(Data entries)
↓

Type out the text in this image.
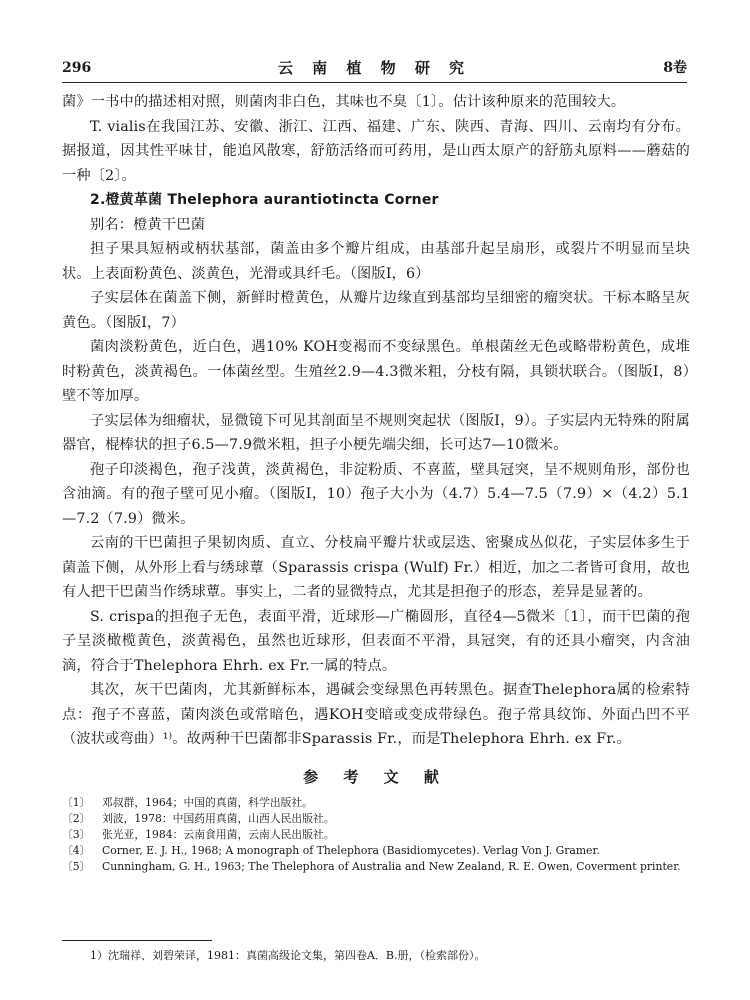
296	云 南 植 物 研 究	8卷

菌》一书中的描述相对照，则菌肉非白色，其味也不臭〔1〕。估计该种原来的范围较大。

T. vialis在我国江苏、安徽、浙江、江西、福建、广东、陕西、青海、四川、云南均有分布。据报道，因其性平味甘，能追风散寒，舒筋活络而可药用，是山西太原产的舒筋丸原料——蘑菇的一种〔2〕。

2.橙黄革菌 Thelephora aurantiotincta Corner

别名：橙黄干巴菌

担子果具短柄或柄状基部，菌盖由多个瓣片组成，由基部升起呈扇形，或裂片不明显而呈块状。上表面粉黄色、淡黄色，光滑或具纤毛。（图版Ⅰ，6）

子实层体在菌盖下侧，新鲜时橙黄色，从瓣片边缘直到基部均呈细密的瘤突状。干标本略呈灰黄色。（图版Ⅰ，7）

菌肉淡粉黄色，近白色，遇10% KOH变褐而不变绿黑色。单根菌丝无色或略带粉黄色，成堆时粉黄色，淡黄褐色。一体菌丝型。生殖丝2.9—4.3微米粗，分枝有隔，具锁状联合。（图版Ⅰ，8）壁不等加厚。

子实层体为细瘤状，显微镜下可见其剖面呈不规则突起状（图版Ⅰ，9）。子实层内无特殊的附属器官，棍棒状的担子6.5—7.9微米粗，担子小梗先端尖细，长可达7—10微米。

孢子印淡褐色，孢子浅黄，淡黄褐色，非淀粉质、不喜蓝，壁具冠突，呈不规则角形，部份也含油滴。有的孢子壁可见小瘤。（图版Ⅰ，10）孢子大小为（4.7）5.4—7.5（7.9）×（4.2）5.1—7.2（7.9）微米。

云南的干巴菌担子果韧肉质、直立、分枝扁平瓣片状或层迭、密聚成丛似花，子实层体多生于菌盖下侧，从外形上看与绣球蕈（Sparassis crispa (Wulf) Fr.）相近，加之二者皆可食用，故也有人把干巴菌当作绣球蕈。事实上，二者的显微特点，尤其是担孢子的形态，差异是显著的。

S. crispa的担孢子无色，表面平滑，近球形—广椭圆形，直径4—5微米〔1〕，而干巴菌的孢子呈淡橄榄黄色，淡黄褐色，虽然也近球形，但表面不平滑，具冠突，有的还具小瘤突，内含油滴，符合于Thelephora Ehrh. ex Fr.一属的特点。

其次，灰干巴菌肉，尤其新鲜标本，遇碱会变绿黑色再转黑色。据查Thelephora属的检索特点：孢子不喜蓝，菌肉淡色或常暗色，遇KOH变暗或变成带绿色。孢子常具纹饰、外面凸凹不平（波状或弯曲）¹⁾。故两种干巴菌都非Sparassis Fr.，而是Thelephora Ehrh. ex Fr.。

参 考 文 献
〔1〕	邓叔群，1964；中国的真菌，科学出版社。
〔2〕	刘波，1978：中国药用真菌，山西人民出版社。
〔3〕	张光亚，1984：云南食用菌，云南人民出版社。
〔4〕	Corner, E. J. H., 1968; A monograph of Thelephora (Basidiomycetes). Verlag Von J. Gramer.
〔5〕	Cunningham, G. H., 1963; The Thelephora of Australia and New Zealand, R. E. Owen, Coverment printer.
1）沈瑞祥、刘碧荣译，1981：真菌高级论文集，第四卷A．B.册，（检索部份）。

↑

State how many lines of the listing include the word "Corner". Reply with the number alone.

## RESULT
2